**EXERCISE DIRECTIONS**. Select the lines below containing the word "color".

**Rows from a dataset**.
********************

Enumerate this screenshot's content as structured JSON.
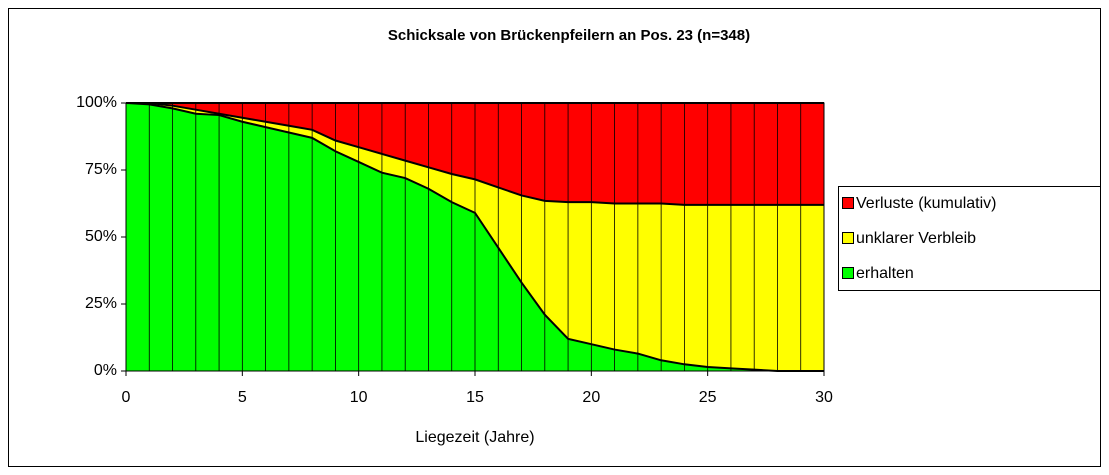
{
  "chart_data": {
    "type": "stacked_area",
    "title": "Schicksale von Brückenpfeilern an Pos. 23 (n=348)",
    "x_label": "Liegezeit (Jahre)",
    "x": [
      0,
      1,
      2,
      3,
      4,
      5,
      6,
      7,
      8,
      9,
      10,
      11,
      12,
      13,
      14,
      15,
      16,
      17,
      18,
      19,
      20,
      21,
      22,
      23,
      24,
      25,
      26,
      27,
      28,
      29,
      30
    ],
    "series": [
      {
        "name": "erhalten",
        "color": "#00ff00",
        "values": [
          100,
          99.5,
          98,
          96,
          95.5,
          93,
          91,
          89,
          87,
          82,
          78,
          74,
          72,
          68,
          63,
          59,
          46,
          33,
          21,
          12,
          10,
          8,
          6.5,
          4,
          2.5,
          1.5,
          1,
          0.5,
          0,
          0,
          0
        ]
      },
      {
        "name": "unklarer Verbleib",
        "color": "#ffff00",
        "values": [
          0,
          0.5,
          1,
          1.5,
          0.5,
          1.5,
          2,
          2.5,
          3,
          4,
          5.5,
          7,
          6.5,
          8,
          10.5,
          12.5,
          22.5,
          32.5,
          42.5,
          51,
          53,
          54.5,
          56,
          58.5,
          59.5,
          60.5,
          61,
          61.5,
          62,
          62,
          62
        ]
      },
      {
        "name": "Verluste (kumulativ)",
        "color": "#ff0000",
        "values": [
          0,
          0,
          1,
          2.5,
          4,
          5.5,
          7,
          8.5,
          10,
          14,
          16.5,
          19,
          21.5,
          24,
          26.5,
          28.5,
          31.5,
          34.5,
          36.5,
          37,
          37,
          37.5,
          37.5,
          37.5,
          38,
          38,
          38,
          38,
          38,
          38,
          38
        ]
      }
    ],
    "xlim": [
      0,
      30
    ],
    "xticks": [
      0,
      5,
      10,
      15,
      20,
      25,
      30
    ],
    "ylim": [
      0,
      100
    ],
    "yticks": [
      {
        "value": 0,
        "label": "0%"
      },
      {
        "value": 25,
        "label": "25%"
      },
      {
        "value": 50,
        "label": "50%"
      },
      {
        "value": 75,
        "label": "75%"
      },
      {
        "value": 100,
        "label": "100%"
      }
    ],
    "legend": "right"
  }
}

********************

**COMPLETED EXERCISE**.
        "color": "#00ff00",
        "color": "#ffff00",
        "color": "#ff0000",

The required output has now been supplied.